#### Figure record extracts
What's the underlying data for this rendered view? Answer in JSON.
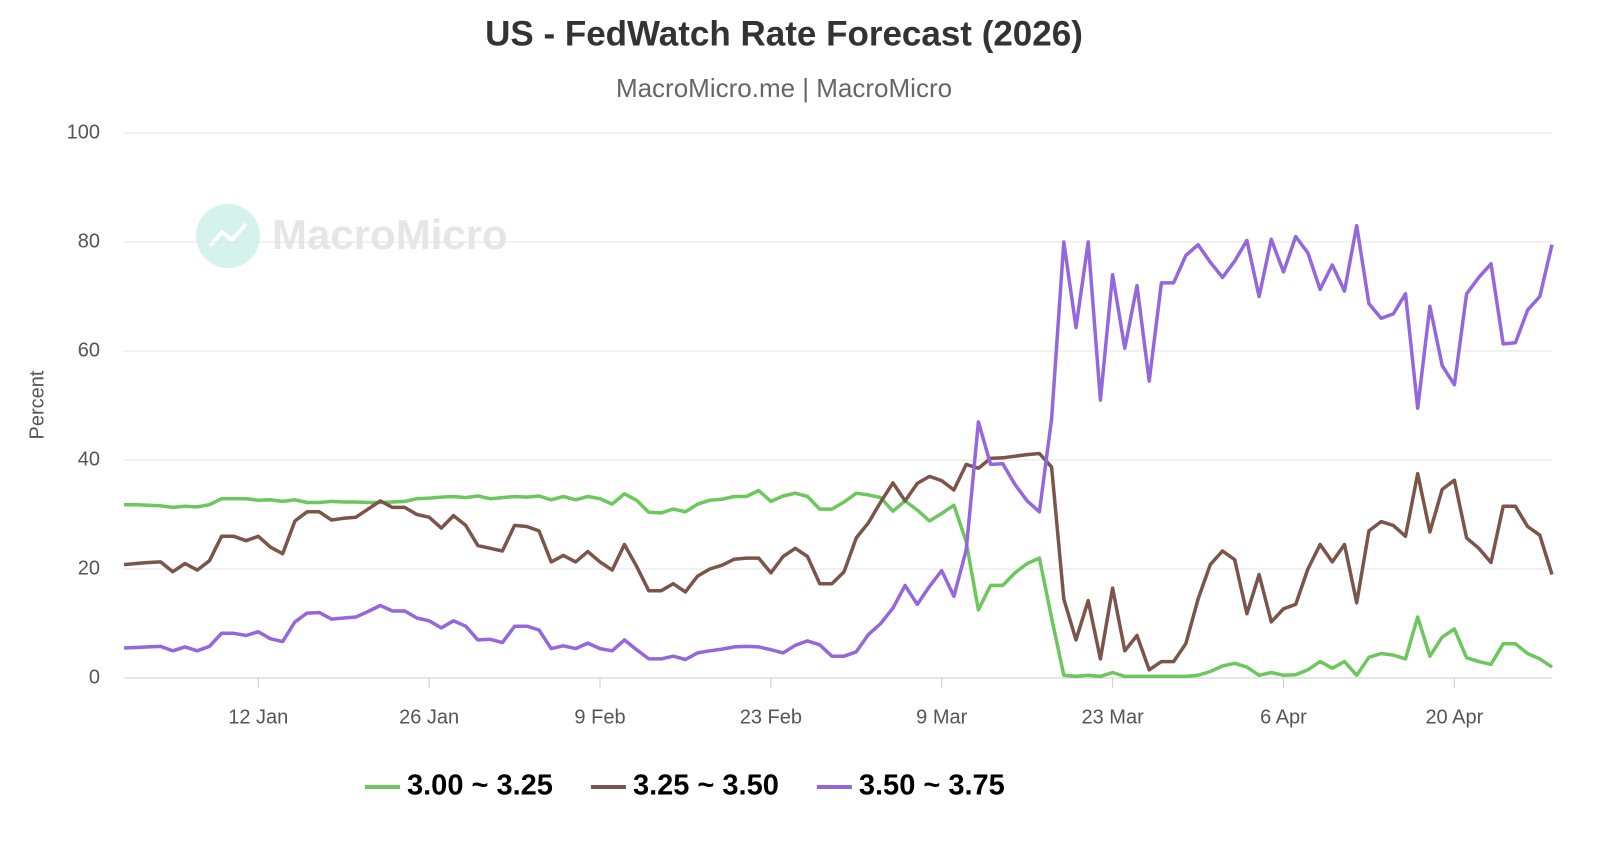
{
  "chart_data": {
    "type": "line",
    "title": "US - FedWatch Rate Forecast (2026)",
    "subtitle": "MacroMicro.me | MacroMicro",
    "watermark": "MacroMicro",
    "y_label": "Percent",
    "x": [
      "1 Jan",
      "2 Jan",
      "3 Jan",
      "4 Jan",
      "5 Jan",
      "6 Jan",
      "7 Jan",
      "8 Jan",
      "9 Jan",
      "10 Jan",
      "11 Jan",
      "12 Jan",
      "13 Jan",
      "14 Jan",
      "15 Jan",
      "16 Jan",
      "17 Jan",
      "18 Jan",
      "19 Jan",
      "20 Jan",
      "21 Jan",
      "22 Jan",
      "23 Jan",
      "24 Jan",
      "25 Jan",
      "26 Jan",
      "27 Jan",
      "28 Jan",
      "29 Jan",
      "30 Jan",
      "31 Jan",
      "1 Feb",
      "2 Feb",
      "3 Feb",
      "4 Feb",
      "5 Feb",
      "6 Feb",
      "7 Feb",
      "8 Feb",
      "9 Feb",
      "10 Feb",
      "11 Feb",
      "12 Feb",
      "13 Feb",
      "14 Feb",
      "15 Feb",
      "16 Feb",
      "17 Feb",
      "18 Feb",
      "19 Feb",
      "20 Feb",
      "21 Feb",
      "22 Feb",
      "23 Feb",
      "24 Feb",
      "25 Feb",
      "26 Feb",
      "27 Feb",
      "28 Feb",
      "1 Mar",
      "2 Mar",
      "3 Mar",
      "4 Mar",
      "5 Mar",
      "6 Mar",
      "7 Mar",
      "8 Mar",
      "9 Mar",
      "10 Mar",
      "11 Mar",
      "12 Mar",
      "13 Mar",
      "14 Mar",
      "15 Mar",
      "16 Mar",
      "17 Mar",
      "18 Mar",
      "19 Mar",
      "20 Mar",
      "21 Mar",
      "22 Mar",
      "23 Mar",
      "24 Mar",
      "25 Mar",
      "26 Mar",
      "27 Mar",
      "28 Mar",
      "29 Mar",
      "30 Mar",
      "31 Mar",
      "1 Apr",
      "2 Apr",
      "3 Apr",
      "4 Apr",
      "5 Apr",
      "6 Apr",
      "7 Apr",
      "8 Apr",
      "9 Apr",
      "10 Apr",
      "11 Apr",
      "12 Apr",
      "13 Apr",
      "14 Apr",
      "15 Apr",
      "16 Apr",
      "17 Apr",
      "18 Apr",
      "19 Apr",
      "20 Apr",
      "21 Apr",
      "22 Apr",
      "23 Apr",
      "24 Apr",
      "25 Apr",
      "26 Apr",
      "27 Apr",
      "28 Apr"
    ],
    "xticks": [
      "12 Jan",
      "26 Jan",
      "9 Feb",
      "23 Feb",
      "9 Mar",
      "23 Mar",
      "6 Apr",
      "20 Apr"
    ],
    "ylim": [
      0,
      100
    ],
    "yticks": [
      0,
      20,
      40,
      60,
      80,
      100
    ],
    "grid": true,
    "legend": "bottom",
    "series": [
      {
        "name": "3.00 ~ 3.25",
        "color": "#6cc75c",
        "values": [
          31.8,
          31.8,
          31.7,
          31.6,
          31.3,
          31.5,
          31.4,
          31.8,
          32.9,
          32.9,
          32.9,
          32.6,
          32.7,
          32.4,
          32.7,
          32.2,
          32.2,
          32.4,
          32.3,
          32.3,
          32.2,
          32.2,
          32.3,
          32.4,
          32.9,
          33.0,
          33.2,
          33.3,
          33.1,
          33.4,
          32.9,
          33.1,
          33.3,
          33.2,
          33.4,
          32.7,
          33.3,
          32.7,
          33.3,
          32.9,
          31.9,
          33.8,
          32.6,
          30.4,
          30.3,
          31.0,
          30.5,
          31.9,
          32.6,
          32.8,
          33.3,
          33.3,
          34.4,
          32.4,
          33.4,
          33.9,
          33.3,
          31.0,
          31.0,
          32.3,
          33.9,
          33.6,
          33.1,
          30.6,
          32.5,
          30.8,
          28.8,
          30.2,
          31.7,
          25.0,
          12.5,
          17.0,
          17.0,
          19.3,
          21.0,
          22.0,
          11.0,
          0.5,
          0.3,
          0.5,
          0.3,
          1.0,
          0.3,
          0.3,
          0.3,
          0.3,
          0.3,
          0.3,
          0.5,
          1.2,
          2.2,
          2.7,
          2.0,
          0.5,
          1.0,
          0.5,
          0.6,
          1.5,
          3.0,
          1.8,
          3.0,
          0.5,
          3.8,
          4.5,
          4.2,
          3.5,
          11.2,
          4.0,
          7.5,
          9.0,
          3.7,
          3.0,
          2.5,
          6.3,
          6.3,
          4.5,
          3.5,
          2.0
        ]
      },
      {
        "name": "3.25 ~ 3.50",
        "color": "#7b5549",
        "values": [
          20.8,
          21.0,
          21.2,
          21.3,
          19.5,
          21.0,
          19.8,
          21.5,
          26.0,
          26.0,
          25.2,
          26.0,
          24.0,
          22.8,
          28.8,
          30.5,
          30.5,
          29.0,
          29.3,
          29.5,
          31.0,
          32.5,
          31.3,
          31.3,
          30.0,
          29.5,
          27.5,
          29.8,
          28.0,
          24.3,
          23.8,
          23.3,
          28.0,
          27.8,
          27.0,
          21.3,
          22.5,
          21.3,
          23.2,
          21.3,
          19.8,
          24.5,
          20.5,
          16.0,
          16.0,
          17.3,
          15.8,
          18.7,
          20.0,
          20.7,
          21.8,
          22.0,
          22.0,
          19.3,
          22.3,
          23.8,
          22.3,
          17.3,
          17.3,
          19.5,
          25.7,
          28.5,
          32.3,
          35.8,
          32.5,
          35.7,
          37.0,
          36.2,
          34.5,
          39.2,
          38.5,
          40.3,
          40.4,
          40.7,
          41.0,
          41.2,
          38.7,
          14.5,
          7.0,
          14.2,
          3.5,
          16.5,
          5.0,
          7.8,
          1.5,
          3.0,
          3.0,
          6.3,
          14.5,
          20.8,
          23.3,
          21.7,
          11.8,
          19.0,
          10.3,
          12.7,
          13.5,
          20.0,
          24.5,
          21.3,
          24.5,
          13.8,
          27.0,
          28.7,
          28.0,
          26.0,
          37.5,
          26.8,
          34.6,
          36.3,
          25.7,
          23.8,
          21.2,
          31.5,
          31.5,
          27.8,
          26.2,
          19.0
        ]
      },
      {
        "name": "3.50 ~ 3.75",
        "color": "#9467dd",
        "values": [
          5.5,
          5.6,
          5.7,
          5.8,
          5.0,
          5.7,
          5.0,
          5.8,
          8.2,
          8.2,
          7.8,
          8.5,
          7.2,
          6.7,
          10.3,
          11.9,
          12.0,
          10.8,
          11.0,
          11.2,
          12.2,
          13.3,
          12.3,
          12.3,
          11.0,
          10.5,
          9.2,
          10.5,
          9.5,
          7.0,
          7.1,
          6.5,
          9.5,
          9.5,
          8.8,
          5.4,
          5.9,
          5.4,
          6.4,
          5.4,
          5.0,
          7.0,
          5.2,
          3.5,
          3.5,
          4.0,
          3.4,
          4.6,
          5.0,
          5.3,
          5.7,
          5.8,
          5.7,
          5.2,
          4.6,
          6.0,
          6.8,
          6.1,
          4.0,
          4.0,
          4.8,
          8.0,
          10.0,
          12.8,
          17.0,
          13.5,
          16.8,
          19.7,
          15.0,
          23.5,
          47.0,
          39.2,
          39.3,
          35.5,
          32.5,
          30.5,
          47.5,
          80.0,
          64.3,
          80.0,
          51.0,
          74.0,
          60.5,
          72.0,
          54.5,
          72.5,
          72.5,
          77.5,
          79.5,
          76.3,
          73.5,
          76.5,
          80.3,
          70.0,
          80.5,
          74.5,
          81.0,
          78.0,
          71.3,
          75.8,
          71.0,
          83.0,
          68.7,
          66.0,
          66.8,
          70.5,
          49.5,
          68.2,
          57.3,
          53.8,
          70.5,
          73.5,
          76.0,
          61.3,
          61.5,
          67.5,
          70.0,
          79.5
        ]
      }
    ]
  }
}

#### Exercise requirements
Take each line of the material that contains the word "name" and list it.

#### Solution below
        "name": "3.00 ~ 3.25",
        "name": "3.25 ~ 3.50",
        "name": "3.50 ~ 3.75",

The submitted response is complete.